Start of Available records
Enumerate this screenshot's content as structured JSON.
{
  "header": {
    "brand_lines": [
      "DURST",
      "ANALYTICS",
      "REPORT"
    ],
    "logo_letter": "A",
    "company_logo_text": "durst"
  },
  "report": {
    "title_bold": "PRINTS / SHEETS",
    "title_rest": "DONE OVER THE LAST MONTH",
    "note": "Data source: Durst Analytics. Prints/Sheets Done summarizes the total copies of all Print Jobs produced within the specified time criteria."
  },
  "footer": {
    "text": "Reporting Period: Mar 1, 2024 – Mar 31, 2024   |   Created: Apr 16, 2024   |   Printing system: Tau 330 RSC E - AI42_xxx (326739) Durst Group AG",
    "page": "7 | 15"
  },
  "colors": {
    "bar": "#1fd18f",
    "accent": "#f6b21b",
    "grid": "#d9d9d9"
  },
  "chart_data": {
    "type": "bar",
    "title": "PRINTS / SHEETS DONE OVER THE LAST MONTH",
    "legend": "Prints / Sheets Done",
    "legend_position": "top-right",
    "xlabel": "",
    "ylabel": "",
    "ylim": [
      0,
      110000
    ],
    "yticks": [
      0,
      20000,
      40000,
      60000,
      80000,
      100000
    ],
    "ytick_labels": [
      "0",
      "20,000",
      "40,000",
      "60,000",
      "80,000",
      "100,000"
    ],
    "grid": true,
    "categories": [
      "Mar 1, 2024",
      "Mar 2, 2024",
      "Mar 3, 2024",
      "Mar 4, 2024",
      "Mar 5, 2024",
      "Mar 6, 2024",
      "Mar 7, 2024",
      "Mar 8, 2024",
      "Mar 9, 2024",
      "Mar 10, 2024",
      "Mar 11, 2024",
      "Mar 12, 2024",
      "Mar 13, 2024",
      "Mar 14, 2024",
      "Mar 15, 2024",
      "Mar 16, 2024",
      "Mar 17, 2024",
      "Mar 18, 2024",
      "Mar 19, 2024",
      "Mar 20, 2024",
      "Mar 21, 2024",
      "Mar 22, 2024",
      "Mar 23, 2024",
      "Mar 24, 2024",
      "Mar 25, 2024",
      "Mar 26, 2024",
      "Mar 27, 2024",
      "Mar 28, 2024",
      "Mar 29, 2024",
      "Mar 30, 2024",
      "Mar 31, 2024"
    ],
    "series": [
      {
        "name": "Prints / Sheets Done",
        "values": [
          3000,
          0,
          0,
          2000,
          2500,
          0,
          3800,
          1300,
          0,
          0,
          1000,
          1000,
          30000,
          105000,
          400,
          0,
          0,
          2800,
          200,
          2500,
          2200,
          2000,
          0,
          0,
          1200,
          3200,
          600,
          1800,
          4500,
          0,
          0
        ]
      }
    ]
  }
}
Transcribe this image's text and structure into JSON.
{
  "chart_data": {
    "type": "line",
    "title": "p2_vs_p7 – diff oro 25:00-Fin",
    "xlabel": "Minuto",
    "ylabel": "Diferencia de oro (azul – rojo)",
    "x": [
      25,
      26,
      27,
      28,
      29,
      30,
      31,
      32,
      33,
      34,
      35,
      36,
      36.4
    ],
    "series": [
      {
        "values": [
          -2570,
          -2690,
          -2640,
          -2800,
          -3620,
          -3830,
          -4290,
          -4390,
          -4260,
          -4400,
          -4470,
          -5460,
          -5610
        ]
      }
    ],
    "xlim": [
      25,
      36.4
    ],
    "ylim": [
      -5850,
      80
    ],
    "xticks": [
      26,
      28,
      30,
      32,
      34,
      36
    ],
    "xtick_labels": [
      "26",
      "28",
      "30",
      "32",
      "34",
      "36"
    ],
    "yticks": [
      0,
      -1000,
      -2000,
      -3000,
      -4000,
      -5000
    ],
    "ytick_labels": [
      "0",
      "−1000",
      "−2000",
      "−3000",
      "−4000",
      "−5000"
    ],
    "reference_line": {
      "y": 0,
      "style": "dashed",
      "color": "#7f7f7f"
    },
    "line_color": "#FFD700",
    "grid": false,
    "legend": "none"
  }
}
End of Available records
▶ _Objective_
Quote each line of the listing above exactly.

▶ _Output_
Enumerate this screenshot's content as structured JSON.
{
  "header": {
    "brand_lines": [
      "DURST",
      "ANALYTICS",
      "REPORT"
    ],
    "logo_letter": "A",
    "company_logo_text": "durst"
  },
  "report": {
    "title_bold": "PRINTS / SHEETS",
    "title_rest": "DONE OVER THE LAST MONTH",
    "note": "Data source: Durst Analytics. Prints/Sheets Done summarizes the total copies of all Print Jobs produced within the specified time criteria."
  },
  "footer": {
    "text": "Reporting Period: Mar 1, 2024 – Mar 31, 2024   |   Created: Apr 16, 2024   |   Printing system: Tau 330 RSC E - AI42_xxx (326739) Durst Group AG",
    "page": "7 | 15"
  },
  "colors": {
    "bar": "#1fd18f",
    "accent": "#f6b21b",
    "grid": "#d9d9d9"
  },
  "chart_data": {
    "type": "bar",
    "title": "PRINTS / SHEETS DONE OVER THE LAST MONTH",
    "legend": "Prints / Sheets Done",
    "legend_position": "top-right",
    "xlabel": "",
    "ylabel": "",
    "ylim": [
      0,
      110000
    ],
    "yticks": [
      0,
      20000,
      40000,
      60000,
      80000,
      100000
    ],
    "ytick_labels": [
      "0",
      "20,000",
      "40,000",
      "60,000",
      "80,000",
      "100,000"
    ],
    "grid": true,
    "categories": [
      "Mar 1, 2024",
      "Mar 2, 2024",
      "Mar 3, 2024",
      "Mar 4, 2024",
      "Mar 5, 2024",
      "Mar 6, 2024",
      "Mar 7, 2024",
      "Mar 8, 2024",
      "Mar 9, 2024",
      "Mar 10, 2024",
      "Mar 11, 2024",
      "Mar 12, 2024",
      "Mar 13, 2024",
      "Mar 14, 2024",
      "Mar 15, 2024",
      "Mar 16, 2024",
      "Mar 17, 2024",
      "Mar 18, 2024",
      "Mar 19, 2024",
      "Mar 20, 2024",
      "Mar 21, 2024",
      "Mar 22, 2024",
      "Mar 23, 2024",
      "Mar 24, 2024",
      "Mar 25, 2024",
      "Mar 26, 2024",
      "Mar 27, 2024",
      "Mar 28, 2024",
      "Mar 29, 2024",
      "Mar 30, 2024",
      "Mar 31, 2024"
    ],
    "series": [
      {
        "name": "Prints / Sheets Done",
        "values": [
          3000,
          0,
          0,
          2000,
          2500,
          0,
          3800,
          1300,
          0,
          0,
          1000,
          1000,
          30000,
          105000,
          400,
          0,
          0,
          2800,
          200,
          2500,
          2200,
          2000,
          0,
          0,
          1200,
          3200,
          600,
          1800,
          4500,
          0,
          0
        ]
      }
    ]
  }
}
Transcribe this image's text and structure into JSON.
{
  "chart_data": {
    "type": "line",
    "title": "p2_vs_p7 – diff oro 25:00-Fin",
    "xlabel": "Minuto",
    "ylabel": "Diferencia de oro (azul – rojo)",
    "x": [
      25,
      26,
      27,
      28,
      29,
      30,
      31,
      32,
      33,
      34,
      35,
      36,
      36.4
    ],
    "series": [
      {
        "values": [
          -2570,
          -2690,
          -2640,
          -2800,
          -3620,
          -3830,
          -4290,
          -4390,
          -4260,
          -4400,
          -4470,
          -5460,
          -5610
        ]
      }
    ],
    "xlim": [
      25,
      36.4
    ],
    "ylim": [
      -5850,
      80
    ],
    "xticks": [
      26,
      28,
      30,
      32,
      34,
      36
    ],
    "xtick_labels": [
      "26",
      "28",
      "30",
      "32",
      "34",
      "36"
    ],
    "yticks": [
      0,
      -1000,
      -2000,
      -3000,
      -4000,
      -5000
    ],
    "ytick_labels": [
      "0",
      "−1000",
      "−2000",
      "−3000",
      "−4000",
      "−5000"
    ],
    "reference_line": {
      "y": 0,
      "style": "dashed",
      "color": "#7f7f7f"
    },
    "line_color": "#FFD700",
    "grid": false,
    "legend": "none"
  }
}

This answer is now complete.